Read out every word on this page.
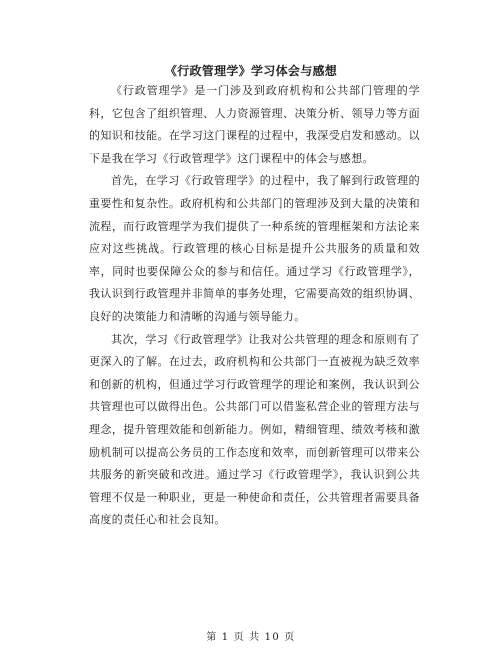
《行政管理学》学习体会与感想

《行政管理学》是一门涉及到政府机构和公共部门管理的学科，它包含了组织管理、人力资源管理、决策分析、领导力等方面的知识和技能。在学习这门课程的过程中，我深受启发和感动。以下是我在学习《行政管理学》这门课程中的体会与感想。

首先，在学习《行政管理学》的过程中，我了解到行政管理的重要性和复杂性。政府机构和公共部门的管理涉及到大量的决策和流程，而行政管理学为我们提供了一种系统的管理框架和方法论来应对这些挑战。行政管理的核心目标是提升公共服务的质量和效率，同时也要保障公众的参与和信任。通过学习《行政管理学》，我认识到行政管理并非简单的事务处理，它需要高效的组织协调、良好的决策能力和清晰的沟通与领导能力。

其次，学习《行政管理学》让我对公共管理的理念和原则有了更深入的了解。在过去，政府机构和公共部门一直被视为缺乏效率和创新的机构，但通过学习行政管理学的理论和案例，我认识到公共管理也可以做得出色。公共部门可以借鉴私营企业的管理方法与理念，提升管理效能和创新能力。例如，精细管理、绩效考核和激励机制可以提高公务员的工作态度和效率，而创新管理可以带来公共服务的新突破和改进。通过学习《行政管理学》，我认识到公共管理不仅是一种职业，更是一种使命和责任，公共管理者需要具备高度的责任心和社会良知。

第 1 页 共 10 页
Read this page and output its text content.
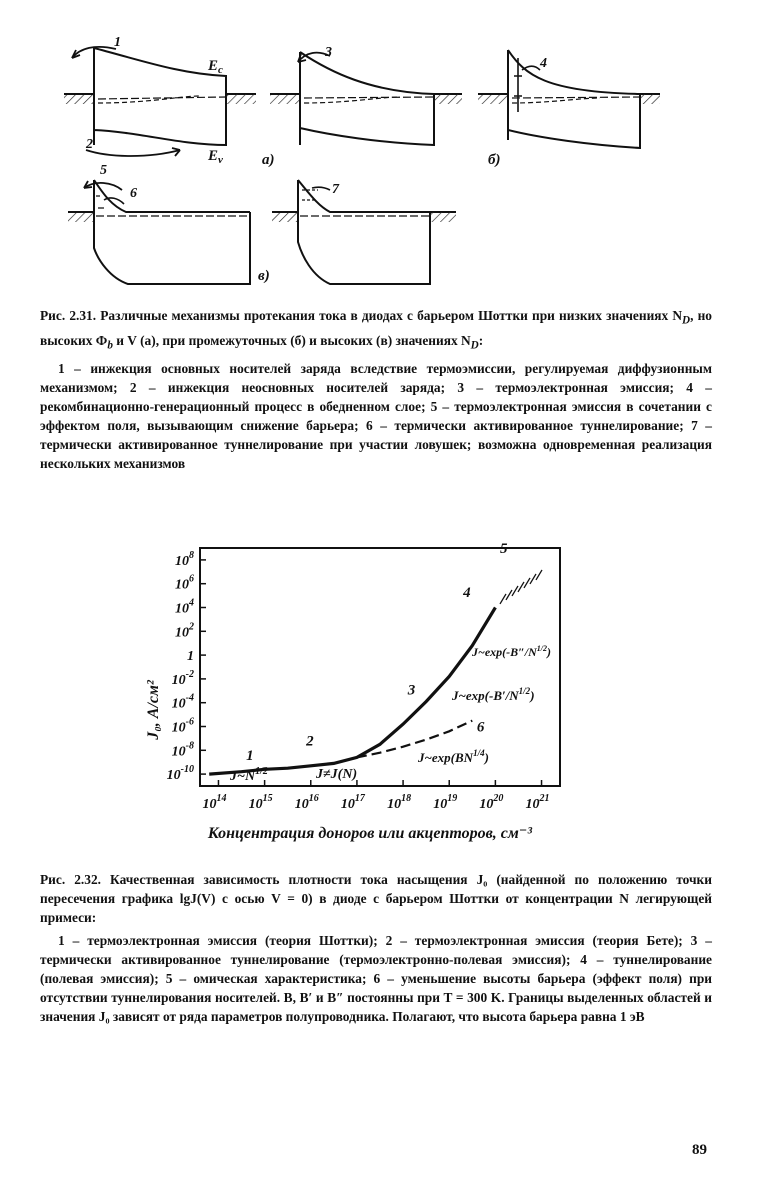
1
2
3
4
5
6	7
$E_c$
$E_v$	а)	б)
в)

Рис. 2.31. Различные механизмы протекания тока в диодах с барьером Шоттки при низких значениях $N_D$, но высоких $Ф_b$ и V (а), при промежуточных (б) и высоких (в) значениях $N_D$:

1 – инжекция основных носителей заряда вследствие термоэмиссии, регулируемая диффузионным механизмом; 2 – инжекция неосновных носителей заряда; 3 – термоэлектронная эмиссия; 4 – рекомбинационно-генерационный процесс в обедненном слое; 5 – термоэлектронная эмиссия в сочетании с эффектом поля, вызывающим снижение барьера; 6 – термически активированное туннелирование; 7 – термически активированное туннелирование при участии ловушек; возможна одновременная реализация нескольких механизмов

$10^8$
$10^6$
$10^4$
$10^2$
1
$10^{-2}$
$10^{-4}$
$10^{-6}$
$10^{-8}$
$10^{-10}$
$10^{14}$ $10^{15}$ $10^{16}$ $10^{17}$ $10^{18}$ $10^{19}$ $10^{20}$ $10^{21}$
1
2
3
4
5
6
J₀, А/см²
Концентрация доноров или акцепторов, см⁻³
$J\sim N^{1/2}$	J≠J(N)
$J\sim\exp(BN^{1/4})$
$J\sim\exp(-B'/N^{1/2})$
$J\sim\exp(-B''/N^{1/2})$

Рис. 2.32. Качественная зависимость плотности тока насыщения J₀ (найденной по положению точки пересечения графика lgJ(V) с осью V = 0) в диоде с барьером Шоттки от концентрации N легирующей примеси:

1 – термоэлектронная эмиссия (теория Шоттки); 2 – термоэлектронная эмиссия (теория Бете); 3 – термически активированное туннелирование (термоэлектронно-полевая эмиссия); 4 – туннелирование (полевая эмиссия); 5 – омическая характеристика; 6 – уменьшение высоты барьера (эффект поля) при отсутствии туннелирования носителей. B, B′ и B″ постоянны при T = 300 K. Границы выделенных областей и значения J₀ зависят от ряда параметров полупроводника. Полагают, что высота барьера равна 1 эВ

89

# Work instructions
Pictures in the records above are left out; print everything else exactly as written.

# Correct answer
Read out every word on this page.
《行政管理学》学习体会与感想

《行政管理学》是一门涉及到政府机构和公共部门管理的学科，它包含了组织管理、人力资源管理、决策分析、领导力等方面的知识和技能。在学习这门课程的过程中，我深受启发和感动。以下是我在学习《行政管理学》这门课程中的体会与感想。

首先，在学习《行政管理学》的过程中，我了解到行政管理的重要性和复杂性。政府机构和公共部门的管理涉及到大量的决策和流程，而行政管理学为我们提供了一种系统的管理框架和方法论来应对这些挑战。行政管理的核心目标是提升公共服务的质量和效率，同时也要保障公众的参与和信任。通过学习《行政管理学》，我认识到行政管理并非简单的事务处理，它需要高效的组织协调、良好的决策能力和清晰的沟通与领导能力。

其次，学习《行政管理学》让我对公共管理的理念和原则有了更深入的了解。在过去，政府机构和公共部门一直被视为缺乏效率和创新的机构，但通过学习行政管理学的理论和案例，我认识到公共管理也可以做得出色。公共部门可以借鉴私营企业的管理方法与理念，提升管理效能和创新能力。例如，精细管理、绩效考核和激励机制可以提高公务员的工作态度和效率，而创新管理可以带来公共服务的新突破和改进。通过学习《行政管理学》，我认识到公共管理不仅是一种职业，更是一种使命和责任，公共管理者需要具备高度的责任心和社会良知。

第 1 页 共 10 页
Read this page and output its text content.
1
2
3
4
5
6	7
$E_c$
$E_v$	а)	б)
в)

Рис. 2.31. Различные механизмы протекания тока в диодах с барьером Шоттки при низких значениях $N_D$, но высоких $Ф_b$ и V (а), при промежуточных (б) и высоких (в) значениях $N_D$:

1 – инжекция основных носителей заряда вследствие термоэмиссии, регулируемая диффузионным механизмом; 2 – инжекция неосновных носителей заряда; 3 – термоэлектронная эмиссия; 4 – рекомбинационно-генерационный процесс в обедненном слое; 5 – термоэлектронная эмиссия в сочетании с эффектом поля, вызывающим снижение барьера; 6 – термически активированное туннелирование; 7 – термически активированное туннелирование при участии ловушек; возможна одновременная реализация нескольких механизмов

$10^8$
$10^6$
$10^4$
$10^2$
1
$10^{-2}$
$10^{-4}$
$10^{-6}$
$10^{-8}$
$10^{-10}$
$10^{14}$ $10^{15}$ $10^{16}$ $10^{17}$ $10^{18}$ $10^{19}$ $10^{20}$ $10^{21}$
1
2
3
4
5
6
J₀, А/см²
Концентрация доноров или акцепторов, см⁻³
$J\sim N^{1/2}$	J≠J(N)
$J\sim\exp(BN^{1/4})$
$J\sim\exp(-B'/N^{1/2})$
$J\sim\exp(-B''/N^{1/2})$

Рис. 2.32. Качественная зависимость плотности тока насыщения J₀ (найденной по положению точки пересечения графика lgJ(V) с осью V = 0) в диоде с барьером Шоттки от концентрации N легирующей примеси:

1 – термоэлектронная эмиссия (теория Шоттки); 2 – термоэлектронная эмиссия (теория Бете); 3 – термически активированное туннелирование (термоэлектронно-полевая эмиссия); 4 – туннелирование (полевая эмиссия); 5 – омическая характеристика; 6 – уменьшение высоты барьера (эффект поля) при отсутствии туннелирования носителей. B, B′ и B″ постоянны при T = 300 K. Границы выделенных областей и значения J₀ зависят от ряда параметров полупроводника. Полагают, что высота барьера равна 1 эВ

89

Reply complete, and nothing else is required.